#### [WHAT IS BEING ASKED]
Output the entries below exactly as written, omitting pictures.

Data entries:
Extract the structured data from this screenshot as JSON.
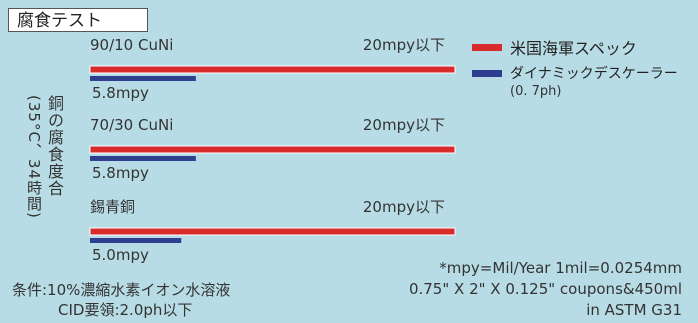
{
  "title": "腐食テスト",
  "ylabel": {
    "main": "銅の腐食度合",
    "sub": "(35°C、34時間)"
  },
  "legend": {
    "spec": {
      "label": "米国海軍スペック",
      "color": "#d92b2b"
    },
    "descaler": {
      "label": "ダイナミックデスケーラー",
      "sub": "(0. 7ph)",
      "color": "#2e3f8f"
    }
  },
  "chart_data": {
    "type": "bar",
    "orientation": "horizontal",
    "unit": "mpy",
    "categories": [
      "90/10 CuNi",
      "70/30 CuNi",
      "錫青銅"
    ],
    "series": [
      {
        "name": "米国海軍スペック",
        "values": [
          20,
          20,
          20
        ],
        "labels": [
          "20mpy以下",
          "20mpy以下",
          "20mpy以下"
        ]
      },
      {
        "name": "ダイナミックデスケーラー",
        "values": [
          5.8,
          5.8,
          5.0
        ],
        "labels": [
          "5.8mpy",
          "5.8mpy",
          "5.0mpy"
        ]
      }
    ]
  },
  "notes": {
    "conditions": "条件:10%濃縮水素イオン水溶液",
    "cid": "CID要領:2.0ph以下",
    "right1": "*mpy=Mil/Year 1mil=0.0254mm",
    "right2": "0.75\" X 2\" X 0.125\" coupons&450ml",
    "right3": "in ASTM G31"
  }
}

#### [SOLVED PROBLEM]
Extract the structured data from this screenshot as JSON.
{
  "title": "腐食テスト",
  "ylabel": {
    "main": "銅の腐食度合",
    "sub": "(35°C、34時間)"
  },
  "legend": {
    "spec": {
      "label": "米国海軍スペック",
      "color": "#d92b2b"
    },
    "descaler": {
      "label": "ダイナミックデスケーラー",
      "sub": "(0. 7ph)",
      "color": "#2e3f8f"
    }
  },
  "chart_data": {
    "type": "bar",
    "orientation": "horizontal",
    "unit": "mpy",
    "categories": [
      "90/10 CuNi",
      "70/30 CuNi",
      "錫青銅"
    ],
    "series": [
      {
        "name": "米国海軍スペック",
        "values": [
          20,
          20,
          20
        ],
        "labels": [
          "20mpy以下",
          "20mpy以下",
          "20mpy以下"
        ]
      },
      {
        "name": "ダイナミックデスケーラー",
        "values": [
          5.8,
          5.8,
          5.0
        ],
        "labels": [
          "5.8mpy",
          "5.8mpy",
          "5.0mpy"
        ]
      }
    ]
  },
  "notes": {
    "conditions": "条件:10%濃縮水素イオン水溶液",
    "cid": "CID要領:2.0ph以下",
    "right1": "*mpy=Mil/Year 1mil=0.0254mm",
    "right2": "0.75\" X 2\" X 0.125\" coupons&450ml",
    "right3": "in ASTM G31"
  }
}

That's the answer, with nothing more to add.